• To be done:
Every entry below must be repeated exactly; skip the pictures.

• Extracted data:
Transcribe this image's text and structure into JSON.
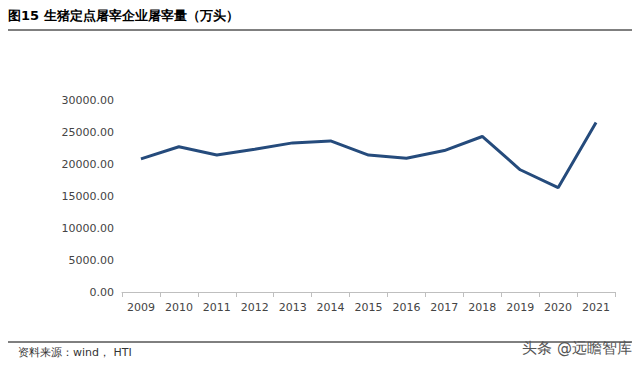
{
  "chart_data": {
    "type": "line",
    "title": "图15 生猪定点屠宰企业屠宰量（万头）",
    "categories": [
      "2009",
      "2010",
      "2011",
      "2012",
      "2013",
      "2014",
      "2015",
      "2016",
      "2017",
      "2018",
      "2019",
      "2020",
      "2021"
    ],
    "values": [
      20800,
      22700,
      21400,
      22300,
      23300,
      23600,
      21400,
      20900,
      22100,
      24300,
      19100,
      16300,
      26500
    ],
    "color": "#254b7c",
    "ylim": [
      0,
      30000
    ],
    "yticks": [
      {
        "value": 0,
        "label": "0.00"
      },
      {
        "value": 5000,
        "label": "5000.00"
      },
      {
        "value": 10000,
        "label": "10000.00"
      },
      {
        "value": 15000,
        "label": "15000.00"
      },
      {
        "value": 20000,
        "label": "20000.00"
      },
      {
        "value": 25000,
        "label": "25000.00"
      },
      {
        "value": 30000,
        "label": "30000.00"
      }
    ],
    "grid": false,
    "annotations": [
      "资料来源：wind， HTI",
      "头条 @远瞻智库"
    ]
  }
}
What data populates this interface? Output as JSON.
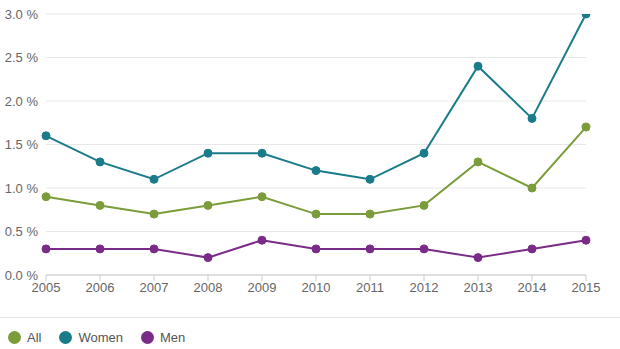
{
  "chart_data": {
    "type": "line",
    "categories": [
      "2005",
      "2006",
      "2007",
      "2008",
      "2009",
      "2010",
      "2011",
      "2012",
      "2013",
      "2014",
      "2015"
    ],
    "series": [
      {
        "name": "All",
        "color": "#7b9c3a",
        "values": [
          0.9,
          0.8,
          0.7,
          0.8,
          0.9,
          0.7,
          0.7,
          0.8,
          1.3,
          1.0,
          1.7
        ]
      },
      {
        "name": "Women",
        "color": "#1a7b8b",
        "values": [
          1.6,
          1.3,
          1.1,
          1.4,
          1.4,
          1.2,
          1.1,
          1.4,
          2.4,
          1.8,
          3.0
        ]
      },
      {
        "name": "Men",
        "color": "#7a2b87",
        "values": [
          0.3,
          0.3,
          0.3,
          0.2,
          0.4,
          0.3,
          0.3,
          0.3,
          0.2,
          0.3,
          0.4
        ]
      }
    ],
    "ylim": [
      0,
      3.0
    ],
    "yticks": [
      {
        "value": 0,
        "label": "0.0 %"
      },
      {
        "value": 0.5,
        "label": "0.5 %"
      },
      {
        "value": 1.0,
        "label": "1.0 %"
      },
      {
        "value": 1.5,
        "label": "1.5 %"
      },
      {
        "value": 2.0,
        "label": "2.0 %"
      },
      {
        "value": 2.5,
        "label": "2.5 %"
      },
      {
        "value": 3.0,
        "label": "3.0 %"
      }
    ],
    "grid": true,
    "legend": "bottom-left",
    "marker": "circle"
  }
}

• Correct answer:
Transcribe this image's text and structure into JSON.
{
  "chart_data": {
    "type": "line",
    "title": "图15 生猪定点屠宰企业屠宰量（万头）",
    "categories": [
      "2009",
      "2010",
      "2011",
      "2012",
      "2013",
      "2014",
      "2015",
      "2016",
      "2017",
      "2018",
      "2019",
      "2020",
      "2021"
    ],
    "values": [
      20800,
      22700,
      21400,
      22300,
      23300,
      23600,
      21400,
      20900,
      22100,
      24300,
      19100,
      16300,
      26500
    ],
    "color": "#254b7c",
    "ylim": [
      0,
      30000
    ],
    "yticks": [
      {
        "value": 0,
        "label": "0.00"
      },
      {
        "value": 5000,
        "label": "5000.00"
      },
      {
        "value": 10000,
        "label": "10000.00"
      },
      {
        "value": 15000,
        "label": "15000.00"
      },
      {
        "value": 20000,
        "label": "20000.00"
      },
      {
        "value": 25000,
        "label": "25000.00"
      },
      {
        "value": 30000,
        "label": "30000.00"
      }
    ],
    "grid": false,
    "annotations": [
      "资料来源：wind， HTI",
      "头条 @远瞻智库"
    ]
  }
}
What data populates this interface? Output as JSON.
{
  "chart_data": {
    "type": "line",
    "categories": [
      "2005",
      "2006",
      "2007",
      "2008",
      "2009",
      "2010",
      "2011",
      "2012",
      "2013",
      "2014",
      "2015"
    ],
    "series": [
      {
        "name": "All",
        "color": "#7b9c3a",
        "values": [
          0.9,
          0.8,
          0.7,
          0.8,
          0.9,
          0.7,
          0.7,
          0.8,
          1.3,
          1.0,
          1.7
        ]
      },
      {
        "name": "Women",
        "color": "#1a7b8b",
        "values": [
          1.6,
          1.3,
          1.1,
          1.4,
          1.4,
          1.2,
          1.1,
          1.4,
          2.4,
          1.8,
          3.0
        ]
      },
      {
        "name": "Men",
        "color": "#7a2b87",
        "values": [
          0.3,
          0.3,
          0.3,
          0.2,
          0.4,
          0.3,
          0.3,
          0.3,
          0.2,
          0.3,
          0.4
        ]
      }
    ],
    "ylim": [
      0,
      3.0
    ],
    "yticks": [
      {
        "value": 0,
        "label": "0.0 %"
      },
      {
        "value": 0.5,
        "label": "0.5 %"
      },
      {
        "value": 1.0,
        "label": "1.0 %"
      },
      {
        "value": 1.5,
        "label": "1.5 %"
      },
      {
        "value": 2.0,
        "label": "2.0 %"
      },
      {
        "value": 2.5,
        "label": "2.5 %"
      },
      {
        "value": 3.0,
        "label": "3.0 %"
      }
    ],
    "grid": true,
    "legend": "bottom-left",
    "marker": "circle"
  }
}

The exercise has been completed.